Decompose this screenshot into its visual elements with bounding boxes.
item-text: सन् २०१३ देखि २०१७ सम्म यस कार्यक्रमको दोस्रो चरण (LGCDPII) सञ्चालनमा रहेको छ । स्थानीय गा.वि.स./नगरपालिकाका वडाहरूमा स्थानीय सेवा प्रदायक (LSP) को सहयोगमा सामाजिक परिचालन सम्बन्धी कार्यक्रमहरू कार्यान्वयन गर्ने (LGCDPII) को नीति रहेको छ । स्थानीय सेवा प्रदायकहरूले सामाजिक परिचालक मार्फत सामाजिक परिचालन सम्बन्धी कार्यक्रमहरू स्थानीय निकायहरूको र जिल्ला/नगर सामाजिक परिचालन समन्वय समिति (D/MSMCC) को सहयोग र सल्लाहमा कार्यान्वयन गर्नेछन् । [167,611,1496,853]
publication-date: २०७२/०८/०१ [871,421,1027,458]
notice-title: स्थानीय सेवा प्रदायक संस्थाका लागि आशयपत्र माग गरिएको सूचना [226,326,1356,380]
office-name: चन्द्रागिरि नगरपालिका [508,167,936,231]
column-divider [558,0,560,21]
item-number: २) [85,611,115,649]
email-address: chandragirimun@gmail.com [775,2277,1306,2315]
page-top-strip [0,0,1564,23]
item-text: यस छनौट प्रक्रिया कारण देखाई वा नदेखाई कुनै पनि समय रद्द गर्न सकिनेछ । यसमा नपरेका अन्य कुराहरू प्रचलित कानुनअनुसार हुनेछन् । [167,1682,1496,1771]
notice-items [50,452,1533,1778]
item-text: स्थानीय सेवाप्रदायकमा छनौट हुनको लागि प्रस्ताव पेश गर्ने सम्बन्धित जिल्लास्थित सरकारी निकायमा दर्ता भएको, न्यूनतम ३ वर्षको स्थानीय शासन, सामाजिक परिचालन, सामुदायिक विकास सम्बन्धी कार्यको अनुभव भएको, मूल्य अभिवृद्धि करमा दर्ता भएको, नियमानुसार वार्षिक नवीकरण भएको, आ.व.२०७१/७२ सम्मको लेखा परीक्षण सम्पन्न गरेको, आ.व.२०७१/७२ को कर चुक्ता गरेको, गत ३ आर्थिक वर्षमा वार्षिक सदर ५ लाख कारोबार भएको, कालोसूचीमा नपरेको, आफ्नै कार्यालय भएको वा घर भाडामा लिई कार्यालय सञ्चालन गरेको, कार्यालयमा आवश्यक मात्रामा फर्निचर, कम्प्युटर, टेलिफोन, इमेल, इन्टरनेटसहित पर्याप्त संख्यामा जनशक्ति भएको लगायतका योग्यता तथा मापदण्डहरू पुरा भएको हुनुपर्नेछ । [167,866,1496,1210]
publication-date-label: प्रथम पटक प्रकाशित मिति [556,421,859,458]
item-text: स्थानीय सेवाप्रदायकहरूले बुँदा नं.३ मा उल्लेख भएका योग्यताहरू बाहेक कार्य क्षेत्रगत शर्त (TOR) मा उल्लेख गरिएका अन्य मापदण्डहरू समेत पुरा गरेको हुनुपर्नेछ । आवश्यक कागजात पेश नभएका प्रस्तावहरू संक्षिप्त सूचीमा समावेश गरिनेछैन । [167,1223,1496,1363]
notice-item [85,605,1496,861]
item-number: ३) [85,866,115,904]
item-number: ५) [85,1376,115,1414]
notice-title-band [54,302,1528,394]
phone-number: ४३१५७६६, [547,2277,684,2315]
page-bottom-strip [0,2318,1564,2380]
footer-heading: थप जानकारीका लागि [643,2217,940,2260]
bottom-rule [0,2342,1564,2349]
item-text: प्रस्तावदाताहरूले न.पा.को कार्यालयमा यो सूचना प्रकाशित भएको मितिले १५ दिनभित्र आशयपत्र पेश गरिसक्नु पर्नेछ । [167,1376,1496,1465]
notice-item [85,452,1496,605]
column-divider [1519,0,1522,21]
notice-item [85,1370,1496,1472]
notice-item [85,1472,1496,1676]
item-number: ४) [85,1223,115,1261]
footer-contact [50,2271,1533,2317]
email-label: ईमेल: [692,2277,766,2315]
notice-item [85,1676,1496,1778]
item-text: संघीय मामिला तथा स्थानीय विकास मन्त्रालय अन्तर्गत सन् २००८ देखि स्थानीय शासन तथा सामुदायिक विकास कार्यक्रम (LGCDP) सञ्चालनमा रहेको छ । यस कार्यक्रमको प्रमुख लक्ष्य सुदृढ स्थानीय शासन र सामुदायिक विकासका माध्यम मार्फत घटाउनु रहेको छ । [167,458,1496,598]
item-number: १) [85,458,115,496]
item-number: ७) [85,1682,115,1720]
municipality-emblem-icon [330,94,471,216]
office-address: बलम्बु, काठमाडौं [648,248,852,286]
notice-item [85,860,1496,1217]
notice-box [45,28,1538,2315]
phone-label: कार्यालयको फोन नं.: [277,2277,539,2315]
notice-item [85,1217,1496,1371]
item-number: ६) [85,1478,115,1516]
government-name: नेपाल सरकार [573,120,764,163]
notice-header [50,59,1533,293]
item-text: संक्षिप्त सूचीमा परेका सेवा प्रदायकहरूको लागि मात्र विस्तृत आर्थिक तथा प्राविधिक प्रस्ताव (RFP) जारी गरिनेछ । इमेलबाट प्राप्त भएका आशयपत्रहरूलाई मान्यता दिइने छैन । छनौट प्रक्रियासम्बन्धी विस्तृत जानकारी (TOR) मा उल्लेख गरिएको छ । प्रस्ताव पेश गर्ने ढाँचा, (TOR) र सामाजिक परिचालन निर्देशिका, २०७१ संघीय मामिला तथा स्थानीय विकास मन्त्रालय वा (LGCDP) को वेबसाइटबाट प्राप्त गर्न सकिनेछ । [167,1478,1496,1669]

What is required = Rewrite the part of the records that runs from the first line through the line containing "notice-items [50,452,1533,1778]", replacing "column-divider" with "column-separator" and keeping everything else unchanged.

Output for this task =
Decompose this screenshot into its visual elements with bounding boxes.
item-text: सन् २०१३ देखि २०१७ सम्म यस कार्यक्रमको दोस्रो चरण (LGCDPII) सञ्चालनमा रहेको छ । स्थानीय गा.वि.स./नगरपालिकाका वडाहरूमा स्थानीय सेवा प्रदायक (LSP) को सहयोगमा सामाजिक परिचालन सम्बन्धी कार्यक्रमहरू कार्यान्वयन गर्ने (LGCDPII) को नीति रहेको छ । स्थानीय सेवा प्रदायकहरूले सामाजिक परिचालक मार्फत सामाजिक परिचालन सम्बन्धी कार्यक्रमहरू स्थानीय निकायहरूको र जिल्ला/नगर सामाजिक परिचालन समन्वय समिति (D/MSMCC) को सहयोग र सल्लाहमा कार्यान्वयन गर्नेछन् । [167,611,1496,853]
publication-date: २०७२/०८/०१ [871,421,1027,458]
notice-title: स्थानीय सेवा प्रदायक संस्थाका लागि आशयपत्र माग गरिएको सूचना [226,326,1356,380]
office-name: चन्द्रागिरि नगरपालिका [508,167,936,231]
column-separator [558,0,560,21]
item-number: २) [85,611,115,649]
email-address: chandragirimun@gmail.com [775,2277,1306,2315]
page-top-strip [0,0,1564,23]
item-text: यस छनौट प्रक्रिया कारण देखाई वा नदेखाई कुनै पनि समय रद्द गर्न सकिनेछ । यसमा नपरेका अन्य कुराहरू प्रचलित कानुनअनुसार हुनेछन् । [167,1682,1496,1771]
notice-items [50,452,1533,1778]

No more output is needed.